> **Goal**:
Collect every line below that contains the word "this".
───── Given records
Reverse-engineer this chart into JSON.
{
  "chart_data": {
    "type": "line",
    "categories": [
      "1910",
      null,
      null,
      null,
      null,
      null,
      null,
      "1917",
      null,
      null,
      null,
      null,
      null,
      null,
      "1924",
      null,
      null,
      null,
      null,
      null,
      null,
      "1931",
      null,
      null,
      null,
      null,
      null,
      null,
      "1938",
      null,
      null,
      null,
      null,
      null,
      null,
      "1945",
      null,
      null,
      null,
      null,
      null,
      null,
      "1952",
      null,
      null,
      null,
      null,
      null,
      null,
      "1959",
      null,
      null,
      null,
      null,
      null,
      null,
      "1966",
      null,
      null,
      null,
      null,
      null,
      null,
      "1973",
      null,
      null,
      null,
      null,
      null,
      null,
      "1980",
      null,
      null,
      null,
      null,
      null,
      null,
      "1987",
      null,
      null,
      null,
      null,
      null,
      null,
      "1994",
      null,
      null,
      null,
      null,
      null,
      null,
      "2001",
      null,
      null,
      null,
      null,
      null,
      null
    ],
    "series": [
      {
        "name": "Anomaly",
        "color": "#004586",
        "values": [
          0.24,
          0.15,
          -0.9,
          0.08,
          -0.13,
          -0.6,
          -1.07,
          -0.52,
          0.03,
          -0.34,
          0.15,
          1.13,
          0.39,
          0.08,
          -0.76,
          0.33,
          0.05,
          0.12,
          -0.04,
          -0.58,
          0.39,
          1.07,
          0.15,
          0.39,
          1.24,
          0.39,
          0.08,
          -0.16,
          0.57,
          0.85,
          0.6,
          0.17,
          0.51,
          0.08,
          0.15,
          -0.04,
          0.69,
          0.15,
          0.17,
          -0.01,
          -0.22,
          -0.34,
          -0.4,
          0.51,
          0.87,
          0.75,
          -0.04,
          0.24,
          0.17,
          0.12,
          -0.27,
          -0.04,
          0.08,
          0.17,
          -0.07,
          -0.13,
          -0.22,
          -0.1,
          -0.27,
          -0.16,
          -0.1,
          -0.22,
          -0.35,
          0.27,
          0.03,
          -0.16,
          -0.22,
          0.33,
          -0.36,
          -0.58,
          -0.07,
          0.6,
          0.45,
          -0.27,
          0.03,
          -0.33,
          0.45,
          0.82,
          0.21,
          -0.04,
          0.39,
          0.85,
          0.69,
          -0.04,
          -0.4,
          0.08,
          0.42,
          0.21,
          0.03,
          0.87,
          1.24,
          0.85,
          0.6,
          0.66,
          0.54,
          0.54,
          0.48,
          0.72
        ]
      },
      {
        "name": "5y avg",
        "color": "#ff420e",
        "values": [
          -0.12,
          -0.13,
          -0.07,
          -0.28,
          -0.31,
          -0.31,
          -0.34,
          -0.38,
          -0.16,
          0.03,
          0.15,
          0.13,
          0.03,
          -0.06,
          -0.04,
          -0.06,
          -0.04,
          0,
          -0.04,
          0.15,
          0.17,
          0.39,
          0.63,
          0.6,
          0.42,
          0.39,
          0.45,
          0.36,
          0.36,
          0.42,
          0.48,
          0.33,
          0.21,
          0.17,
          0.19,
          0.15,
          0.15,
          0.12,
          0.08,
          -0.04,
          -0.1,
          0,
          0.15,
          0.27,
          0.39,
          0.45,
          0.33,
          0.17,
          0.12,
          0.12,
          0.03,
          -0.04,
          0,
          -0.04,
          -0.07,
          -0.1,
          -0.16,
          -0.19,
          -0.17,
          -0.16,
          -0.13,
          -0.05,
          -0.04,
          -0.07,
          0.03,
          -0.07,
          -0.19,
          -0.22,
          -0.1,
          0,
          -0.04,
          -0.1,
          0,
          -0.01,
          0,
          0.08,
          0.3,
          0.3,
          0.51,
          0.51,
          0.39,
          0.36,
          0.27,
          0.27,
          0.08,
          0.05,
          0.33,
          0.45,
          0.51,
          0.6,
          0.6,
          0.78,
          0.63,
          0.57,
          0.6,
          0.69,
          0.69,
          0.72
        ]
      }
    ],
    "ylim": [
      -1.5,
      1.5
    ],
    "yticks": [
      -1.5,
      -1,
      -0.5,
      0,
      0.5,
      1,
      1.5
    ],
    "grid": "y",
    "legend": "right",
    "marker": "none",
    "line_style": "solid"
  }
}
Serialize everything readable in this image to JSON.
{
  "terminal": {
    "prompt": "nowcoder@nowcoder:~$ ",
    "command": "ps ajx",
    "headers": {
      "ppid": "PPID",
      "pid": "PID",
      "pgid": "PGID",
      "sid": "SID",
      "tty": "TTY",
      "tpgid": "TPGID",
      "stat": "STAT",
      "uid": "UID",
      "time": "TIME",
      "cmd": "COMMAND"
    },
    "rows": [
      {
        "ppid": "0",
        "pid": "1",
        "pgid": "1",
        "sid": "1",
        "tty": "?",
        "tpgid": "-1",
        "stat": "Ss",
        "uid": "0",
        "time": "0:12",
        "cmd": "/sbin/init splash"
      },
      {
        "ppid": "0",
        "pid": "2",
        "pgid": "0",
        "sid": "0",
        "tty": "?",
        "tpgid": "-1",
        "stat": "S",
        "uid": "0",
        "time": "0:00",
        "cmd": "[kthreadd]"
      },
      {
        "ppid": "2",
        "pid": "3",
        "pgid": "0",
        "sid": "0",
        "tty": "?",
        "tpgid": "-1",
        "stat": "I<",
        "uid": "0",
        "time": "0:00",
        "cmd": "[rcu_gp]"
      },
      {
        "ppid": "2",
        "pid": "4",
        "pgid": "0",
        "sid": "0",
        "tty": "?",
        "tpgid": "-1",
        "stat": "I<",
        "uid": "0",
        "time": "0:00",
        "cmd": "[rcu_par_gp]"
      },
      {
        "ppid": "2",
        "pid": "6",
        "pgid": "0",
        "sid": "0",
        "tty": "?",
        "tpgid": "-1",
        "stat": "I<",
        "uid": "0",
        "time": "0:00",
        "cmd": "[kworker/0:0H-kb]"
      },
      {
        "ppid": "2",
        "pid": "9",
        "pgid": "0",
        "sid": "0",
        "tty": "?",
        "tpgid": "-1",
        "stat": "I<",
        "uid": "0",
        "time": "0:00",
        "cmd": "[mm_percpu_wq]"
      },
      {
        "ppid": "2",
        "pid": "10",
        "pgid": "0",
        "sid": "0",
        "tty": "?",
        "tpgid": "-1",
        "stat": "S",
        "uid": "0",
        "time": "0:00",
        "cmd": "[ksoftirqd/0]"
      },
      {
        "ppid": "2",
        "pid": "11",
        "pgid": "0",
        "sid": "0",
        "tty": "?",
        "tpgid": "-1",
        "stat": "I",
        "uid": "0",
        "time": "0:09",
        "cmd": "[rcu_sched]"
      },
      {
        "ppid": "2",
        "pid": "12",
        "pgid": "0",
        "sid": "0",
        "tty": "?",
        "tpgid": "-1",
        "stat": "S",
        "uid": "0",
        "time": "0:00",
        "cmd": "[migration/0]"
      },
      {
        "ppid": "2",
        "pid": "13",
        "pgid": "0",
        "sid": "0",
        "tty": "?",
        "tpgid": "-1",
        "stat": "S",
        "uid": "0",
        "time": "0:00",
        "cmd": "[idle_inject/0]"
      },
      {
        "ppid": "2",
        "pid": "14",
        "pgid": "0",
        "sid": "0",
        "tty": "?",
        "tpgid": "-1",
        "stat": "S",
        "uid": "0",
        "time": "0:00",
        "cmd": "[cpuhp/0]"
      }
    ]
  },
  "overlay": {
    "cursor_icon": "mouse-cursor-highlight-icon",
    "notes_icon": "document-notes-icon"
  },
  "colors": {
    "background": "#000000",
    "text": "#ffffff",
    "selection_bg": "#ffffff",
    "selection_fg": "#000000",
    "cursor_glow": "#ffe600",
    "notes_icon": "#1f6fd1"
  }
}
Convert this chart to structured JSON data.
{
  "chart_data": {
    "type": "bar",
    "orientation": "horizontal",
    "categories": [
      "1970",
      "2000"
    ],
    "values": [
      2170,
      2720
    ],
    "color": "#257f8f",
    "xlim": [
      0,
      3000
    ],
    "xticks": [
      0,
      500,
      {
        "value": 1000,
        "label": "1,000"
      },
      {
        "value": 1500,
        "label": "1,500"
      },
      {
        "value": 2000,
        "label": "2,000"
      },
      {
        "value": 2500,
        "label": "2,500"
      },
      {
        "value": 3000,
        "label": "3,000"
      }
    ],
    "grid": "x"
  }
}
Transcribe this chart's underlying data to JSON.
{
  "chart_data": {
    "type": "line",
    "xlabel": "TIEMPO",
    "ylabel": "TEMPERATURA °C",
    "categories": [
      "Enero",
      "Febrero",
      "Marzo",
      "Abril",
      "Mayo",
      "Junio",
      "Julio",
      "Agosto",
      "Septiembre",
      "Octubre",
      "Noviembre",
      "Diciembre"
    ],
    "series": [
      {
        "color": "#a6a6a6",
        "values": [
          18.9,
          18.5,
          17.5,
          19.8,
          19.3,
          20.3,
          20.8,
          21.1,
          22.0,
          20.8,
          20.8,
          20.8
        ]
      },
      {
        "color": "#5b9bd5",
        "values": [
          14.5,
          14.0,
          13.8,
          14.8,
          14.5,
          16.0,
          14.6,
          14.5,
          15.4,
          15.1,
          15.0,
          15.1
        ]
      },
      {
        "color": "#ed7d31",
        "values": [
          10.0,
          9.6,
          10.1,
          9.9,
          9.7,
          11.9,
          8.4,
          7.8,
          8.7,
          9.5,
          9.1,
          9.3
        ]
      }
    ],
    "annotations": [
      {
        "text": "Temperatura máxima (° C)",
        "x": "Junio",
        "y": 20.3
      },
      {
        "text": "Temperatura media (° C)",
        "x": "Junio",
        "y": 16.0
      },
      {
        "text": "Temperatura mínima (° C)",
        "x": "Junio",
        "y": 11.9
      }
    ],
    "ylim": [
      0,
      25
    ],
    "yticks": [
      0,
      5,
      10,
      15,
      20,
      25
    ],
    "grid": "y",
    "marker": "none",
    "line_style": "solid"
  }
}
──────────
> **Written solution**:
Reverse-engineer this chart into JSON.
Serialize everything readable in this image to JSON.
Convert this chart to structured JSON data.
Transcribe this chart's underlying data to JSON.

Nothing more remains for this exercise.